Exercise directions: Exactly reproduce each line of the listing that follows.
---
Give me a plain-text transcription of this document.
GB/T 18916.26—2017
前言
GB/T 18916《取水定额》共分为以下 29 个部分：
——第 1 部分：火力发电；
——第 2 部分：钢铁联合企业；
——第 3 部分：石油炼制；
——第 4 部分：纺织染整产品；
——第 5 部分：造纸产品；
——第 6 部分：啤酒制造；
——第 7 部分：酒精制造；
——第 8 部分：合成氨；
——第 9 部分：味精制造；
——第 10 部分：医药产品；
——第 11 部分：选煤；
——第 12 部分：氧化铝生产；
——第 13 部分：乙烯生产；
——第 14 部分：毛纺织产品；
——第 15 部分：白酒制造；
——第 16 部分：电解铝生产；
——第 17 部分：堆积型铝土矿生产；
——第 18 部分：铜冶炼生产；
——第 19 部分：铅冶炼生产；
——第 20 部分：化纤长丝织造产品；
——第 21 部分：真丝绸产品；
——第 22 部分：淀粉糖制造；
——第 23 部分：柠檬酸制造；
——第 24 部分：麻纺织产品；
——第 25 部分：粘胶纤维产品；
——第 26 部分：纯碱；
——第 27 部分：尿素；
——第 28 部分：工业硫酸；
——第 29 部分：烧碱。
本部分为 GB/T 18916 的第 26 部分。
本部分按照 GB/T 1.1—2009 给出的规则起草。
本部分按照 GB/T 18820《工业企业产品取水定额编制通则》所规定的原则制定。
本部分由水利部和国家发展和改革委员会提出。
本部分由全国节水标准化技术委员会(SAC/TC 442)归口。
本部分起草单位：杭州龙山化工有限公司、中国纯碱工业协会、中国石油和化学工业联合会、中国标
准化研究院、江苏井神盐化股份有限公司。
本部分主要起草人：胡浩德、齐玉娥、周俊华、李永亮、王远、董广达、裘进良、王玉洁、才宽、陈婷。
---
Result below:
Give me a plain-text transcription of this document.
GB/T 18916.26—2017
前言
GB/T 18916《取水定额》共分为以下 29 个部分：
——第 1 部分：火力发电；
——第 2 部分：钢铁联合企业；
——第 3 部分：石油炼制；
——第 4 部分：纺织染整产品；
——第 5 部分：造纸产品；
——第 6 部分：啤酒制造；
——第 7 部分：酒精制造；
——第 8 部分：合成氨；
——第 9 部分：味精制造；
——第 10 部分：医药产品；
——第 11 部分：选煤；
——第 12 部分：氧化铝生产；
——第 13 部分：乙烯生产；
——第 14 部分：毛纺织产品；
——第 15 部分：白酒制造；
——第 16 部分：电解铝生产；
——第 17 部分：堆积型铝土矿生产；
——第 18 部分：铜冶炼生产；
——第 19 部分：铅冶炼生产；
——第 20 部分：化纤长丝织造产品；
——第 21 部分：真丝绸产品；
——第 22 部分：淀粉糖制造；
——第 23 部分：柠檬酸制造；
——第 24 部分：麻纺织产品；
——第 25 部分：粘胶纤维产品；
——第 26 部分：纯碱；
——第 27 部分：尿素；
——第 28 部分：工业硫酸；
——第 29 部分：烧碱。
本部分为 GB/T 18916 的第 26 部分。
本部分按照 GB/T 1.1—2009 给出的规则起草。
本部分按照 GB/T 18820《工业企业产品取水定额编制通则》所规定的原则制定。
本部分由水利部和国家发展和改革委员会提出。
本部分由全国节水标准化技术委员会(SAC/TC 442)归口。
本部分起草单位：杭州龙山化工有限公司、中国纯碱工业协会、中国石油和化学工业联合会、中国标
准化研究院、江苏井神盐化股份有限公司。
本部分主要起草人：胡浩德、齐玉娥、周俊华、李永亮、王远、董广达、裘进良、王玉洁、才宽、陈婷。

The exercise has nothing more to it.